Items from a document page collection
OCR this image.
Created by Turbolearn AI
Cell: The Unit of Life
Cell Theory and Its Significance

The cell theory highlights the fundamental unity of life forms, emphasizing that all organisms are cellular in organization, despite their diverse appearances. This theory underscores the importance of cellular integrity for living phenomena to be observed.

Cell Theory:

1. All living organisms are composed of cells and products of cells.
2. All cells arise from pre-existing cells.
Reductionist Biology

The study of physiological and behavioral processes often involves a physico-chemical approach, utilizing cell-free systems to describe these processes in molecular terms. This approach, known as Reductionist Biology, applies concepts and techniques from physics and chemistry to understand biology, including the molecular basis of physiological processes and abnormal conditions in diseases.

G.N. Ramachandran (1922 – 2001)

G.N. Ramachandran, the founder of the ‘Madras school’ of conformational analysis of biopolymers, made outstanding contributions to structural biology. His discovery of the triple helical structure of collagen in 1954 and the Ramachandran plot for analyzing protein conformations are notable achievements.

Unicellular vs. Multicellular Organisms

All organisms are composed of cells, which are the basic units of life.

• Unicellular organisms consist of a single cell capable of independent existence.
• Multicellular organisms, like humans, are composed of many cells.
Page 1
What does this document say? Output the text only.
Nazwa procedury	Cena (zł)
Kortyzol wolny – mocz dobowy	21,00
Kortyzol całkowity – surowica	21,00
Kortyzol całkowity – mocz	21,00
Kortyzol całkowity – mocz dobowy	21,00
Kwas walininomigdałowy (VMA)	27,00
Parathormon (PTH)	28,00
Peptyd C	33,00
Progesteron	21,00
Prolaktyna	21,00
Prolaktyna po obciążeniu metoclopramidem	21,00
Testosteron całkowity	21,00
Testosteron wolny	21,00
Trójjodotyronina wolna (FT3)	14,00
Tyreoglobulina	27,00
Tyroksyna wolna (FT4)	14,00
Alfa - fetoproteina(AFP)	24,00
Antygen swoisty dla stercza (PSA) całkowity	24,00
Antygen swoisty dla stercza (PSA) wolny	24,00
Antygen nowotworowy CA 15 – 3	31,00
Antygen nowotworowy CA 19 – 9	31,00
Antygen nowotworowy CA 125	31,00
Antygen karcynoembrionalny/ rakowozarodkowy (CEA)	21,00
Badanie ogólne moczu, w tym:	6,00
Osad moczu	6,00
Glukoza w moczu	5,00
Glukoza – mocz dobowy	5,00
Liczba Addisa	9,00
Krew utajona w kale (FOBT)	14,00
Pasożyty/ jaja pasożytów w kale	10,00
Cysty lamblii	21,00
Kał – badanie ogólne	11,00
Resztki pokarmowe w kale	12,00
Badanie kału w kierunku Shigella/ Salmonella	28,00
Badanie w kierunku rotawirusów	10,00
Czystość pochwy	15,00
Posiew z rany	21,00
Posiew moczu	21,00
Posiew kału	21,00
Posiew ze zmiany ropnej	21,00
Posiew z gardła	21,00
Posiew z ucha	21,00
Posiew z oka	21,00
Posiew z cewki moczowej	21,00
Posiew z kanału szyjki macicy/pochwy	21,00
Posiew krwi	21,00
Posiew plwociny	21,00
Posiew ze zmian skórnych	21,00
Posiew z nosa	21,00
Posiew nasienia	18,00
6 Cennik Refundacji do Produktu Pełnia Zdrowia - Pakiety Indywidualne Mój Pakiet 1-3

§ Requirement
From the first line to the last, copy the records without alteration.

§ Written reply
OCR this image.
Created by Turbolearn AI
Cell: The Unit of Life
Cell Theory and Its Significance

The cell theory highlights the fundamental unity of life forms, emphasizing that all organisms are cellular in organization, despite their diverse appearances. This theory underscores the importance of cellular integrity for living phenomena to be observed.

Cell Theory:

1. All living organisms are composed of cells and products of cells.
2. All cells arise from pre-existing cells.
Reductionist Biology

The study of physiological and behavioral processes often involves a physico-chemical approach, utilizing cell-free systems to describe these processes in molecular terms. This approach, known as Reductionist Biology, applies concepts and techniques from physics and chemistry to understand biology, including the molecular basis of physiological processes and abnormal conditions in diseases.

G.N. Ramachandran (1922 – 2001)

G.N. Ramachandran, the founder of the ‘Madras school’ of conformational analysis of biopolymers, made outstanding contributions to structural biology. His discovery of the triple helical structure of collagen in 1954 and the Ramachandran plot for analyzing protein conformations are notable achievements.

Unicellular vs. Multicellular Organisms

All organisms are composed of cells, which are the basic units of life.

• Unicellular organisms consist of a single cell capable of independent existence.
• Multicellular organisms, like humans, are composed of many cells.
Page 1
What does this document say? Output the text only.
Nazwa procedury	Cena (zł)
Kortyzol wolny – mocz dobowy	21,00
Kortyzol całkowity – surowica	21,00
Kortyzol całkowity – mocz	21,00
Kortyzol całkowity – mocz dobowy	21,00
Kwas walininomigdałowy (VMA)	27,00
Parathormon (PTH)	28,00
Peptyd C	33,00
Progesteron	21,00
Prolaktyna	21,00
Prolaktyna po obciążeniu metoclopramidem	21,00
Testosteron całkowity	21,00
Testosteron wolny	21,00
Trójjodotyronina wolna (FT3)	14,00
Tyreoglobulina	27,00
Tyroksyna wolna (FT4)	14,00
Alfa - fetoproteina(AFP)	24,00
Antygen swoisty dla stercza (PSA) całkowity	24,00
Antygen swoisty dla stercza (PSA) wolny	24,00
Antygen nowotworowy CA 15 – 3	31,00
Antygen nowotworowy CA 19 – 9	31,00
Antygen nowotworowy CA 125	31,00
Antygen karcynoembrionalny/ rakowozarodkowy (CEA)	21,00
Badanie ogólne moczu, w tym:	6,00
Osad moczu	6,00
Glukoza w moczu	5,00
Glukoza – mocz dobowy	5,00
Liczba Addisa	9,00
Krew utajona w kale (FOBT)	14,00
Pasożyty/ jaja pasożytów w kale	10,00
Cysty lamblii	21,00
Kał – badanie ogólne	11,00
Resztki pokarmowe w kale	12,00
Badanie kału w kierunku Shigella/ Salmonella	28,00
Badanie w kierunku rotawirusów	10,00
Czystość pochwy	15,00
Posiew z rany	21,00
Posiew moczu	21,00
Posiew kału	21,00
Posiew ze zmiany ropnej	21,00
Posiew z gardła	21,00
Posiew z ucha	21,00
Posiew z oka	21,00
Posiew z cewki moczowej	21,00
Posiew z kanału szyjki macicy/pochwy	21,00
Posiew krwi	21,00
Posiew plwociny	21,00
Posiew ze zmian skórnych	21,00
Posiew z nosa	21,00
Posiew nasienia	18,00
6 Cennik Refundacji do Produktu Pełnia Zdrowia - Pakiety Indywidualne Mój Pakiet 1-3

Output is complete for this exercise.